## WRITTEN PROBLEM
Give every entry again, word for word.

## SOURCE DATA

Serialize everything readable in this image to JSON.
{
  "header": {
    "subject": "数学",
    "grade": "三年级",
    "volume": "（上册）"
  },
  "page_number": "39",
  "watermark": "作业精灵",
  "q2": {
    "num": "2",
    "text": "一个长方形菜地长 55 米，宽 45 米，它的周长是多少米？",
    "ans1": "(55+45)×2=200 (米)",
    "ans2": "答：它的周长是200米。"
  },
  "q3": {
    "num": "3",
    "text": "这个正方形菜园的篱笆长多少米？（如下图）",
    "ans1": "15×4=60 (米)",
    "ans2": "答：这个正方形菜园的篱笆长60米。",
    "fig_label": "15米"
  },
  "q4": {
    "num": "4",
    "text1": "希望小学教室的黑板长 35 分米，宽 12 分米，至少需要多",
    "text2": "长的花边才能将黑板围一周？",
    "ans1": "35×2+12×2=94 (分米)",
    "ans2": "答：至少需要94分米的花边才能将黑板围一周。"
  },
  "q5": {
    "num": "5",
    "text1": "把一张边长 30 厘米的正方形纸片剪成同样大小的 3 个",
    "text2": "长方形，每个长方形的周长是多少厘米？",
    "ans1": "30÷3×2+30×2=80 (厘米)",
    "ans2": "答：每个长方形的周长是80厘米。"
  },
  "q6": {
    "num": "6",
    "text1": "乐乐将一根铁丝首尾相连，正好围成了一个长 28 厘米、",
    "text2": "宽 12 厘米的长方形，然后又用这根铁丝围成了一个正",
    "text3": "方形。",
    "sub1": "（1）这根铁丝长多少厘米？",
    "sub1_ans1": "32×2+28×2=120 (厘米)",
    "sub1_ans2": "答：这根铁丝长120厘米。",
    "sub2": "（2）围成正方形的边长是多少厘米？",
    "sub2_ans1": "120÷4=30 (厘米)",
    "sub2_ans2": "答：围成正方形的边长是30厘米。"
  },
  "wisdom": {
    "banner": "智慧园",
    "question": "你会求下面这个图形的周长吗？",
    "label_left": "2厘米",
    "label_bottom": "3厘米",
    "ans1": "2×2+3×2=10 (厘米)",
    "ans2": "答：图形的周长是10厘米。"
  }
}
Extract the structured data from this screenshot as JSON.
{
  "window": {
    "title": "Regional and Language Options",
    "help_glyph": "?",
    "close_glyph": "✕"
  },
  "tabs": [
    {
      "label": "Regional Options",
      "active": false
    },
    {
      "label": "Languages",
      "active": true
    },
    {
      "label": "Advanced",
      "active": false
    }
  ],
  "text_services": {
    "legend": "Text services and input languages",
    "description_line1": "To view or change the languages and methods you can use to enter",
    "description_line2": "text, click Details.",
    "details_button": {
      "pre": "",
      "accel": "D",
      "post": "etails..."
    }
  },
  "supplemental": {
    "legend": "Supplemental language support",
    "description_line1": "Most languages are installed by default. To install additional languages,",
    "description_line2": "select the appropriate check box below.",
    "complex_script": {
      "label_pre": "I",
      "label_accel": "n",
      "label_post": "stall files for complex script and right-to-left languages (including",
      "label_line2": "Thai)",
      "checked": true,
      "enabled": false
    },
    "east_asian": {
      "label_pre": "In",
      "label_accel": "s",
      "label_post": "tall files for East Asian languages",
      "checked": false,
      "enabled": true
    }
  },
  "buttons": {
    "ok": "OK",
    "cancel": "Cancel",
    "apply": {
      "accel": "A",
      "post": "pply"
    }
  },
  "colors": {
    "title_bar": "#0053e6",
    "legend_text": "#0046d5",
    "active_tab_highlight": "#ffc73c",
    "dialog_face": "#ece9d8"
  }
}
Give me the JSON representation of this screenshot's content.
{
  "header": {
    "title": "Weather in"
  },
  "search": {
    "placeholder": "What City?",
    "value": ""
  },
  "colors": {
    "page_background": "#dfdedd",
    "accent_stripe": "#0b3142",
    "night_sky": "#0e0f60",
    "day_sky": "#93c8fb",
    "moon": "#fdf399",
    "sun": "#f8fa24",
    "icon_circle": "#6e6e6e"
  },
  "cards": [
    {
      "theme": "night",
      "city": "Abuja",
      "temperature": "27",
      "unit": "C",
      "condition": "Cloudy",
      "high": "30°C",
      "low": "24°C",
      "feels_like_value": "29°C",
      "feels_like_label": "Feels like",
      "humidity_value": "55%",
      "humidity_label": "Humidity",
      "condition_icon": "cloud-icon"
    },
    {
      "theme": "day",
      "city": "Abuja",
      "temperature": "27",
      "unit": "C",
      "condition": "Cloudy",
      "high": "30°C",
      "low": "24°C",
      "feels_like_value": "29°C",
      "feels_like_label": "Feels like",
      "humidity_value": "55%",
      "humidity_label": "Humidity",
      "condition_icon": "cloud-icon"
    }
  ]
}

## TASK RESULT
Serialize everything readable in this image to JSON.
{
  "header": {
    "subject": "数学",
    "grade": "三年级",
    "volume": "（上册）"
  },
  "page_number": "39",
  "watermark": "作业精灵",
  "q2": {
    "num": "2",
    "text": "一个长方形菜地长 55 米，宽 45 米，它的周长是多少米？",
    "ans1": "(55+45)×2=200 (米)",
    "ans2": "答：它的周长是200米。"
  },
  "q3": {
    "num": "3",
    "text": "这个正方形菜园的篱笆长多少米？（如下图）",
    "ans1": "15×4=60 (米)",
    "ans2": "答：这个正方形菜园的篱笆长60米。",
    "fig_label": "15米"
  },
  "q4": {
    "num": "4",
    "text1": "希望小学教室的黑板长 35 分米，宽 12 分米，至少需要多",
    "text2": "长的花边才能将黑板围一周？",
    "ans1": "35×2+12×2=94 (分米)",
    "ans2": "答：至少需要94分米的花边才能将黑板围一周。"
  },
  "q5": {
    "num": "5",
    "text1": "把一张边长 30 厘米的正方形纸片剪成同样大小的 3 个",
    "text2": "长方形，每个长方形的周长是多少厘米？",
    "ans1": "30÷3×2+30×2=80 (厘米)",
    "ans2": "答：每个长方形的周长是80厘米。"
  },
  "q6": {
    "num": "6",
    "text1": "乐乐将一根铁丝首尾相连，正好围成了一个长 28 厘米、",
    "text2": "宽 12 厘米的长方形，然后又用这根铁丝围成了一个正",
    "text3": "方形。",
    "sub1": "（1）这根铁丝长多少厘米？",
    "sub1_ans1": "32×2+28×2=120 (厘米)",
    "sub1_ans2": "答：这根铁丝长120厘米。",
    "sub2": "（2）围成正方形的边长是多少厘米？",
    "sub2_ans1": "120÷4=30 (厘米)",
    "sub2_ans2": "答：围成正方形的边长是30厘米。"
  },
  "wisdom": {
    "banner": "智慧园",
    "question": "你会求下面这个图形的周长吗？",
    "label_left": "2厘米",
    "label_bottom": "3厘米",
    "ans1": "2×2+3×2=10 (厘米)",
    "ans2": "答：图形的周长是10厘米。"
  }
}
Extract the structured data from this screenshot as JSON.
{
  "window": {
    "title": "Regional and Language Options",
    "help_glyph": "?",
    "close_glyph": "✕"
  },
  "tabs": [
    {
      "label": "Regional Options",
      "active": false
    },
    {
      "label": "Languages",
      "active": true
    },
    {
      "label": "Advanced",
      "active": false
    }
  ],
  "text_services": {
    "legend": "Text services and input languages",
    "description_line1": "To view or change the languages and methods you can use to enter",
    "description_line2": "text, click Details.",
    "details_button": {
      "pre": "",
      "accel": "D",
      "post": "etails..."
    }
  },
  "supplemental": {
    "legend": "Supplemental language support",
    "description_line1": "Most languages are installed by default. To install additional languages,",
    "description_line2": "select the appropriate check box below.",
    "complex_script": {
      "label_pre": "I",
      "label_accel": "n",
      "label_post": "stall files for complex script and right-to-left languages (including",
      "label_line2": "Thai)",
      "checked": true,
      "enabled": false
    },
    "east_asian": {
      "label_pre": "In",
      "label_accel": "s",
      "label_post": "tall files for East Asian languages",
      "checked": false,
      "enabled": true
    }
  },
  "buttons": {
    "ok": "OK",
    "cancel": "Cancel",
    "apply": {
      "accel": "A",
      "post": "pply"
    }
  },
  "colors": {
    "title_bar": "#0053e6",
    "legend_text": "#0046d5",
    "active_tab_highlight": "#ffc73c",
    "dialog_face": "#ece9d8"
  }
}
Give me the JSON representation of this screenshot's content.
{
  "header": {
    "title": "Weather in"
  },
  "search": {
    "placeholder": "What City?",
    "value": ""
  },
  "colors": {
    "page_background": "#dfdedd",
    "accent_stripe": "#0b3142",
    "night_sky": "#0e0f60",
    "day_sky": "#93c8fb",
    "moon": "#fdf399",
    "sun": "#f8fa24",
    "icon_circle": "#6e6e6e"
  },
  "cards": [
    {
      "theme": "night",
      "city": "Abuja",
      "temperature": "27",
      "unit": "C",
      "condition": "Cloudy",
      "high": "30°C",
      "low": "24°C",
      "feels_like_value": "29°C",
      "feels_like_label": "Feels like",
      "humidity_value": "55%",
      "humidity_label": "Humidity",
      "condition_icon": "cloud-icon"
    },
    {
      "theme": "day",
      "city": "Abuja",
      "temperature": "27",
      "unit": "C",
      "condition": "Cloudy",
      "high": "30°C",
      "low": "24°C",
      "feels_like_value": "29°C",
      "feels_like_label": "Feels like",
      "humidity_value": "55%",
      "humidity_label": "Humidity",
      "condition_icon": "cloud-icon"
    }
  ]
}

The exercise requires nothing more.